**INSTRUCTION**
Can you rewrite every line of the listing below as a numbered list, leaving out any blank lines?

════════════════

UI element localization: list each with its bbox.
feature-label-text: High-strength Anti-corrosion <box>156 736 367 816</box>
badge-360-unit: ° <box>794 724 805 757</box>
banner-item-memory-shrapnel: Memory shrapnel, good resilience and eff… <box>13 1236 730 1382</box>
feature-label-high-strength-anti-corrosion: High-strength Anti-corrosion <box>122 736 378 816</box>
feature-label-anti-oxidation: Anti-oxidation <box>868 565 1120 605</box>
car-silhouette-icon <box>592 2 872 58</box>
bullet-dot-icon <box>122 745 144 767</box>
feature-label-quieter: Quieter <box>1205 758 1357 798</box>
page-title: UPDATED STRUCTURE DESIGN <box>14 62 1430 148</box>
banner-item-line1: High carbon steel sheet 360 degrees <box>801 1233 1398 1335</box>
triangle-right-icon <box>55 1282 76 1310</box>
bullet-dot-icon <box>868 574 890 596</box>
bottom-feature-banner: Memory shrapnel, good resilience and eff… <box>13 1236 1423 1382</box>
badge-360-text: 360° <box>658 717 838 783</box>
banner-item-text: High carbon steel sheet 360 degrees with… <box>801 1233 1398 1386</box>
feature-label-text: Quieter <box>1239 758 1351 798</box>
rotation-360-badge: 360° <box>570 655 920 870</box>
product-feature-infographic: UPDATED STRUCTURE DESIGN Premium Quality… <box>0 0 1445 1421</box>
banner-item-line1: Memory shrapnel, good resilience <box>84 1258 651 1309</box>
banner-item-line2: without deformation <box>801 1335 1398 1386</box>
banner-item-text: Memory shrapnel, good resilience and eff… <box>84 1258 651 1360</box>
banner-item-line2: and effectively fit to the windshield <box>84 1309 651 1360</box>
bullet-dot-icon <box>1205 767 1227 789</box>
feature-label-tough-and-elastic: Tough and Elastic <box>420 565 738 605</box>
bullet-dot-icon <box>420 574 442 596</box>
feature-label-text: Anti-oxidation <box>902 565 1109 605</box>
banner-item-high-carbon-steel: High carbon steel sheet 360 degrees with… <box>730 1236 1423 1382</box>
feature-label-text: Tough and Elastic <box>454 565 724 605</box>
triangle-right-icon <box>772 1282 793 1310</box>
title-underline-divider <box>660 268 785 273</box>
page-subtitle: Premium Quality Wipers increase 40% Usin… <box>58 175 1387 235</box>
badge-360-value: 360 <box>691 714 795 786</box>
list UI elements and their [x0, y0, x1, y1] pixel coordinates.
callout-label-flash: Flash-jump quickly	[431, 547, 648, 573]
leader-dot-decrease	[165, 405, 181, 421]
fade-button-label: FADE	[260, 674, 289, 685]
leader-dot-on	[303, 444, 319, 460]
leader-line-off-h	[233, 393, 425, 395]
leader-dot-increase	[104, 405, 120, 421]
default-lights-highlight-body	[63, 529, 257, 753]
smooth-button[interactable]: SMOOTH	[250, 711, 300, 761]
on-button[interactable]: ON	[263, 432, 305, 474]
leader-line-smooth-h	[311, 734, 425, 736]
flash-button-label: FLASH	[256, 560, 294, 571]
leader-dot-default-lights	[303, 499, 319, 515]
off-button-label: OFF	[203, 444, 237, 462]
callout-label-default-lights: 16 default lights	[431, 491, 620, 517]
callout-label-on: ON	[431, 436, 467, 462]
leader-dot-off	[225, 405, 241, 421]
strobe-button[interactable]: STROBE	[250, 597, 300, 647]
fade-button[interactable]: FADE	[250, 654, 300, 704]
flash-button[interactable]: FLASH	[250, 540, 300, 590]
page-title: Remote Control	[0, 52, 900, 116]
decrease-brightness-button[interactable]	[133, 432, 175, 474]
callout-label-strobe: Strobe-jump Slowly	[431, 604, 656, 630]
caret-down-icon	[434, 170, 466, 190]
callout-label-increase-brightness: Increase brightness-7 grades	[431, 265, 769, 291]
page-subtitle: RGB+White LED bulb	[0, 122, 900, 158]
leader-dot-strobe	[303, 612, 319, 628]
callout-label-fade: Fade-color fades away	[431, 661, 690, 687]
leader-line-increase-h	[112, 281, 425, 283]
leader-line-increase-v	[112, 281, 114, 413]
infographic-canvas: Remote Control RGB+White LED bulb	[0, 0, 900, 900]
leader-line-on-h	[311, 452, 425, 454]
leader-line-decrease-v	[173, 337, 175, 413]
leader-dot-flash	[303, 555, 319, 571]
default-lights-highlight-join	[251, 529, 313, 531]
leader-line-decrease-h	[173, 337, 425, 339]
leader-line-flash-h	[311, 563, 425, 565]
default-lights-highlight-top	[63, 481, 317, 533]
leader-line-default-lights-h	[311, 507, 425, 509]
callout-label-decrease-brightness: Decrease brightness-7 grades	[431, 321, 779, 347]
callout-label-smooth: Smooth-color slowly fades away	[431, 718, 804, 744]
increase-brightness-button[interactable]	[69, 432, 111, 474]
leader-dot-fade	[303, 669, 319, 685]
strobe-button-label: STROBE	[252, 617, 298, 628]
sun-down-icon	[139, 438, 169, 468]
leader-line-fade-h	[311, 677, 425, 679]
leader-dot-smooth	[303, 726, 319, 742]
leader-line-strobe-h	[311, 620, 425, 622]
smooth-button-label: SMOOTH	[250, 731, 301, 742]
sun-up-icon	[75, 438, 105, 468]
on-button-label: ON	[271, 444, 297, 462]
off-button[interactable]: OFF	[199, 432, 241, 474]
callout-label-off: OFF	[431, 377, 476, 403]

════════════════

**RESULT FOR THIS EXERCISE**
1. UI element localization: list each with its bbox.
2. feature-label-text: High-strength Anti-corrosion <box>156 736 367 816</box>
3. badge-360-unit: ° <box>794 724 805 757</box>
4. banner-item-memory-shrapnel: Memory shrapnel, good resilience and eff… <box>13 1236 730 1382</box>
5. feature-label-high-strength-anti-corrosion: High-strength Anti-corrosion <box>122 736 378 816</box>
6. feature-label-anti-oxidation: Anti-oxidation <box>868 565 1120 605</box>
7. car-silhouette-icon <box>592 2 872 58</box>
8. bullet-dot-icon <box>122 745 144 767</box>
9. feature-label-quieter: Quieter <box>1205 758 1357 798</box>
10. page-title: UPDATED STRUCTURE DESIGN <box>14 62 1430 148</box>
11. banner-item-line1: High carbon steel sheet 360 degrees <box>801 1233 1398 1335</box>
12. triangle-right-icon <box>55 1282 76 1310</box>
13. bullet-dot-icon <box>868 574 890 596</box>
14. bottom-feature-banner: Memory shrapnel, good resilience and eff… <box>13 1236 1423 1382</box>
15. badge-360-text: 360° <box>658 717 838 783</box>
16. banner-item-text: High carbon steel sheet 360 degrees with… <box>801 1233 1398 1386</box>
17. feature-label-text: Quieter <box>1239 758 1351 798</box>
18. rotation-360-badge: 360° <box>570 655 920 870</box>
19. product-feature-infographic: UPDATED STRUCTURE DESIGN Premium Quality… <box>0 0 1445 1421</box>
20. banner-item-line1: Memory shrapnel, good resilience <box>84 1258 651 1309</box>
21. banner-item-line2: without deformation <box>801 1335 1398 1386</box>
22. banner-item-text: Memory shrapnel, good resilience and eff… <box>84 1258 651 1360</box>
23. banner-item-line2: and effectively fit to the windshield <box>84 1309 651 1360</box>
24. bullet-dot-icon <box>1205 767 1227 789</box>
25. feature-label-tough-and-elastic: Tough and Elastic <box>420 565 738 605</box>
26. bullet-dot-icon <box>420 574 442 596</box>
27. feature-label-text: Anti-oxidation <box>902 565 1109 605</box>
28. banner-item-high-carbon-steel: High carbon steel sheet 360 degrees with… <box>730 1236 1423 1382</box>
29. feature-label-text: Tough and Elastic <box>454 565 724 605</box>
30. triangle-right-icon <box>772 1282 793 1310</box>
31. title-underline-divider <box>660 268 785 273</box>
32. page-subtitle: Premium Quality Wipers increase 40% Usin… <box>58 175 1387 235</box>
33. badge-360-value: 360 <box>691 714 795 786</box>
34. list UI elements and their [x0, y0, x1, y1] pixel coordinates.
35. callout-label-flash: Flash-jump quickly	[431, 547, 648, 573]
36. leader-dot-decrease	[165, 405, 181, 421]
37. fade-button-label: FADE	[260, 674, 289, 685]
38. leader-dot-on	[303, 444, 319, 460]
39. leader-line-off-h	[233, 393, 425, 395]
40. leader-dot-increase	[104, 405, 120, 421]
41. default-lights-highlight-body	[63, 529, 257, 753]
42. smooth-button[interactable]: SMOOTH	[250, 711, 300, 761]
43. on-button[interactable]: ON	[263, 432, 305, 474]
44. leader-line-smooth-h	[311, 734, 425, 736]
45. flash-button-label: FLASH	[256, 560, 294, 571]
46. leader-dot-default-lights	[303, 499, 319, 515]
47. off-button-label: OFF	[203, 444, 237, 462]
48. callout-label-default-lights: 16 default lights	[431, 491, 620, 517]
49. callout-label-on: ON	[431, 436, 467, 462]
50. leader-dot-off	[225, 405, 241, 421]
51. strobe-button[interactable]: STROBE	[250, 597, 300, 647]
52. fade-button[interactable]: FADE	[250, 654, 300, 704]
53. flash-button[interactable]: FLASH	[250, 540, 300, 590]
54. page-title: Remote Control	[0, 52, 900, 116]
55. decrease-brightness-button[interactable]	[133, 432, 175, 474]
56. callout-label-strobe: Strobe-jump Slowly	[431, 604, 656, 630]
57. caret-down-icon	[434, 170, 466, 190]
58. callout-label-increase-brightness: Increase brightness-7 grades	[431, 265, 769, 291]
59. page-subtitle: RGB+White LED bulb	[0, 122, 900, 158]
60. leader-dot-strobe	[303, 612, 319, 628]
61. callout-label-fade: Fade-color fades away	[431, 661, 690, 687]
62. leader-line-increase-h	[112, 281, 425, 283]
63. leader-line-increase-v	[112, 281, 114, 413]
64. infographic-canvas: Remote Control RGB+White LED bulb	[0, 0, 900, 900]
65. leader-line-on-h	[311, 452, 425, 454]
66. leader-line-decrease-v	[173, 337, 175, 413]
67. leader-dot-flash	[303, 555, 319, 571]
68. default-lights-highlight-join	[251, 529, 313, 531]
69. leader-line-decrease-h	[173, 337, 425, 339]
70. leader-line-flash-h	[311, 563, 425, 565]
71. default-lights-highlight-top	[63, 481, 317, 533]
72. leader-line-default-lights-h	[311, 507, 425, 509]
73. callout-label-decrease-brightness: Decrease brightness-7 grades	[431, 321, 779, 347]
74. callout-label-smooth: Smooth-color slowly fades away	[431, 718, 804, 744]
75. increase-brightness-button[interactable]	[69, 432, 111, 474]
76. leader-dot-fade	[303, 669, 319, 685]
77. strobe-button-label: STROBE	[252, 617, 298, 628]
78. sun-down-icon	[139, 438, 169, 468]
79. leader-line-fade-h	[311, 677, 425, 679]
80. leader-dot-smooth	[303, 726, 319, 742]
81. leader-line-strobe-h	[311, 620, 425, 622]
82. smooth-button-label: SMOOTH	[250, 731, 301, 742]
83. sun-up-icon	[75, 438, 105, 468]
84. on-button-label: ON	[271, 444, 297, 462]
85. off-button[interactable]: OFF	[199, 432, 241, 474]
86. callout-label-off: OFF	[431, 377, 476, 403]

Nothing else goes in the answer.